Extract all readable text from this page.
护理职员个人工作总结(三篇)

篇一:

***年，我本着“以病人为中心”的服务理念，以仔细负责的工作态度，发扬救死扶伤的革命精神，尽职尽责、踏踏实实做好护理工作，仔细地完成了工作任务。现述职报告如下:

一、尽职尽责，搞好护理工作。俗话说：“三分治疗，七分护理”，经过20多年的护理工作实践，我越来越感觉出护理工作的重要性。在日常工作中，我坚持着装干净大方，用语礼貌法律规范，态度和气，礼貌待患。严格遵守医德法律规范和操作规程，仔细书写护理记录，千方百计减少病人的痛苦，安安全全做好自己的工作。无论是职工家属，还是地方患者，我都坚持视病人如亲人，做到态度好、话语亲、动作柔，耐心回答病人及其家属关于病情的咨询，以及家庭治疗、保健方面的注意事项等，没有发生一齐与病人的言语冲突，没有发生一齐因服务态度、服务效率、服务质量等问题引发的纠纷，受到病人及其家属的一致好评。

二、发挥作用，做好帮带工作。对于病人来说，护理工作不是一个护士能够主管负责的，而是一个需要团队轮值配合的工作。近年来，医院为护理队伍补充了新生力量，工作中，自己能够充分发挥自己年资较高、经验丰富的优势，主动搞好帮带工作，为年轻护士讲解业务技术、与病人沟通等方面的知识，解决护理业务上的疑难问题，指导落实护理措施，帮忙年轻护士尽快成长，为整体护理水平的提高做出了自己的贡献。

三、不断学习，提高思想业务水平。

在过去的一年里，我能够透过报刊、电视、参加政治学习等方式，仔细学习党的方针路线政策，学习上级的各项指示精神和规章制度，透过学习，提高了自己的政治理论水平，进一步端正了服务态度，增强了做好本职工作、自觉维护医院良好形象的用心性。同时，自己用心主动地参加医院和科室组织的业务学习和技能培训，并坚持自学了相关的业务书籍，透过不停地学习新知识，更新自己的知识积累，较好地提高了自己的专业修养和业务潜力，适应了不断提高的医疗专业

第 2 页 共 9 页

============================================================

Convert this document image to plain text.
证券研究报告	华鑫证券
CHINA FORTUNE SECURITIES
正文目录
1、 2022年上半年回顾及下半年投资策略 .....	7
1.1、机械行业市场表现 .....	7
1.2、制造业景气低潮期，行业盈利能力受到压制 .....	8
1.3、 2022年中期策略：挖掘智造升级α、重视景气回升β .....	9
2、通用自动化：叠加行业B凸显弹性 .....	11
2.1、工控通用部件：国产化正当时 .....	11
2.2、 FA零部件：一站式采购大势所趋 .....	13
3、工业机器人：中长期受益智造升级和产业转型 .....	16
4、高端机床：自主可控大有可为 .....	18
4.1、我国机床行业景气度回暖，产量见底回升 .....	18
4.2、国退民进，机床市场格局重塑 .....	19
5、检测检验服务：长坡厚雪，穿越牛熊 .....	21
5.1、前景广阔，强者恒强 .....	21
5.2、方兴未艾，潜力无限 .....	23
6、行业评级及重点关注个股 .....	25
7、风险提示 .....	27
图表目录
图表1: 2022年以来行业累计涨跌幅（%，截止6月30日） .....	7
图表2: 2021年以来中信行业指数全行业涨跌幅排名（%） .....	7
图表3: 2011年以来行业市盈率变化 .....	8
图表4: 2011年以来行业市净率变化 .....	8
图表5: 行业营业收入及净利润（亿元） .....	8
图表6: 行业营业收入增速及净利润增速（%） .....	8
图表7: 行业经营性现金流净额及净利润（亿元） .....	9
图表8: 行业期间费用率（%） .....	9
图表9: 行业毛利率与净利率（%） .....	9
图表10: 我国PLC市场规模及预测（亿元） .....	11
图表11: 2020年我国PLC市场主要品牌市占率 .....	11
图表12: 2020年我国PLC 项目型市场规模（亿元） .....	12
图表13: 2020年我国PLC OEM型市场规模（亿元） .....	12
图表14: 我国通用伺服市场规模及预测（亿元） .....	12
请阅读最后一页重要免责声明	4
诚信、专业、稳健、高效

============================================================

(What you have to do)
From the material given, work out how many lines hold the string "text"; state that number and nothing further.

(Complete answer)
2